--- Problem requirements ---
Find the lines holding the word "Dish" and collect them.

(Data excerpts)
---+---

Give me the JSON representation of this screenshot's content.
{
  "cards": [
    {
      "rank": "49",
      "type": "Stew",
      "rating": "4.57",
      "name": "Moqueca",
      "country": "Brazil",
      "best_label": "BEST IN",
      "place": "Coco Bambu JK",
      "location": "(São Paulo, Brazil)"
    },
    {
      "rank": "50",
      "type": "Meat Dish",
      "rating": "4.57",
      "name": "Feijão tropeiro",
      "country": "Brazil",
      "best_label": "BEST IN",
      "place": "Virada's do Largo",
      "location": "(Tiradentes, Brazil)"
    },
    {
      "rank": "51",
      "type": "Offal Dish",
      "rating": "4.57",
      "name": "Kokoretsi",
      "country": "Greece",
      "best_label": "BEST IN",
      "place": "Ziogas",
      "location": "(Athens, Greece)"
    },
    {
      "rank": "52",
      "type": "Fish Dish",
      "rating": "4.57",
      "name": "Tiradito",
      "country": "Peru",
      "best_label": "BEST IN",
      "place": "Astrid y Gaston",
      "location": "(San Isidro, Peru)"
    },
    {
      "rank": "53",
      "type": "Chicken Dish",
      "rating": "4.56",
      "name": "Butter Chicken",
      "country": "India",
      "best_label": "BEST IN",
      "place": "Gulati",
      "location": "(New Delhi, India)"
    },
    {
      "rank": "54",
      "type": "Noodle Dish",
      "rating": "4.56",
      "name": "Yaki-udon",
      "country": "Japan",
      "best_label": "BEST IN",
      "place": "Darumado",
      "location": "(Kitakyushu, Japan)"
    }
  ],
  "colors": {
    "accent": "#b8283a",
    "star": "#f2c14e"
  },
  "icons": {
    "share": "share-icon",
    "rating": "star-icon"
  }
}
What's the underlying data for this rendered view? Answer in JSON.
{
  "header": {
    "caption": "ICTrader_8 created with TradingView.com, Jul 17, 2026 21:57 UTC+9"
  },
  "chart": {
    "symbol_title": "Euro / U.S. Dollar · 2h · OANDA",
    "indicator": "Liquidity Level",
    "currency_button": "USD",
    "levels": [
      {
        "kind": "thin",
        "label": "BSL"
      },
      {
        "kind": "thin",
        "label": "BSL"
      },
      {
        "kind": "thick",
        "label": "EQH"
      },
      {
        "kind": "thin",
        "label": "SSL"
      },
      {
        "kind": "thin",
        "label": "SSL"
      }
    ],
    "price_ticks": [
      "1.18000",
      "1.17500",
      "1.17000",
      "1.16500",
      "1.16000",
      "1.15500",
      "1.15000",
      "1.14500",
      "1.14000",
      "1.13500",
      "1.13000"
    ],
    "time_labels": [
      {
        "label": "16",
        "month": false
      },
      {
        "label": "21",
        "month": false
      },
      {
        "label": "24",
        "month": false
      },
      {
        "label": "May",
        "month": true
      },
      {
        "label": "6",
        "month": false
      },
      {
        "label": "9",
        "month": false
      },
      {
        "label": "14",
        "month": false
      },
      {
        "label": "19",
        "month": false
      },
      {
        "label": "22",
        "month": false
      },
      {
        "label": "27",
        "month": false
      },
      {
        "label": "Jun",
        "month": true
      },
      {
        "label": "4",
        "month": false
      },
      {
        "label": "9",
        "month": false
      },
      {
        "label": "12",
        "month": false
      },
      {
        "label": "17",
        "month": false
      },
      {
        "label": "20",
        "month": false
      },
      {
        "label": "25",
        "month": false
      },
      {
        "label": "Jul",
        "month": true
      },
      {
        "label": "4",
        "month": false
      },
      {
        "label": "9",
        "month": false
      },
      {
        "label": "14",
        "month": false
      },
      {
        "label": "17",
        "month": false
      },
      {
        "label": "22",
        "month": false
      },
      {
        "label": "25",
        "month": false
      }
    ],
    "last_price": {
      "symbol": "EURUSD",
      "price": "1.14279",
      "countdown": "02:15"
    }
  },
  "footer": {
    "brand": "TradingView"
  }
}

---+---

--- Correct response ---
      "type": "Meat Dish",
      "type": "Offal Dish",
      "type": "Fish Dish",
      "type": "Chicken Dish",
      "type": "Noodle Dish",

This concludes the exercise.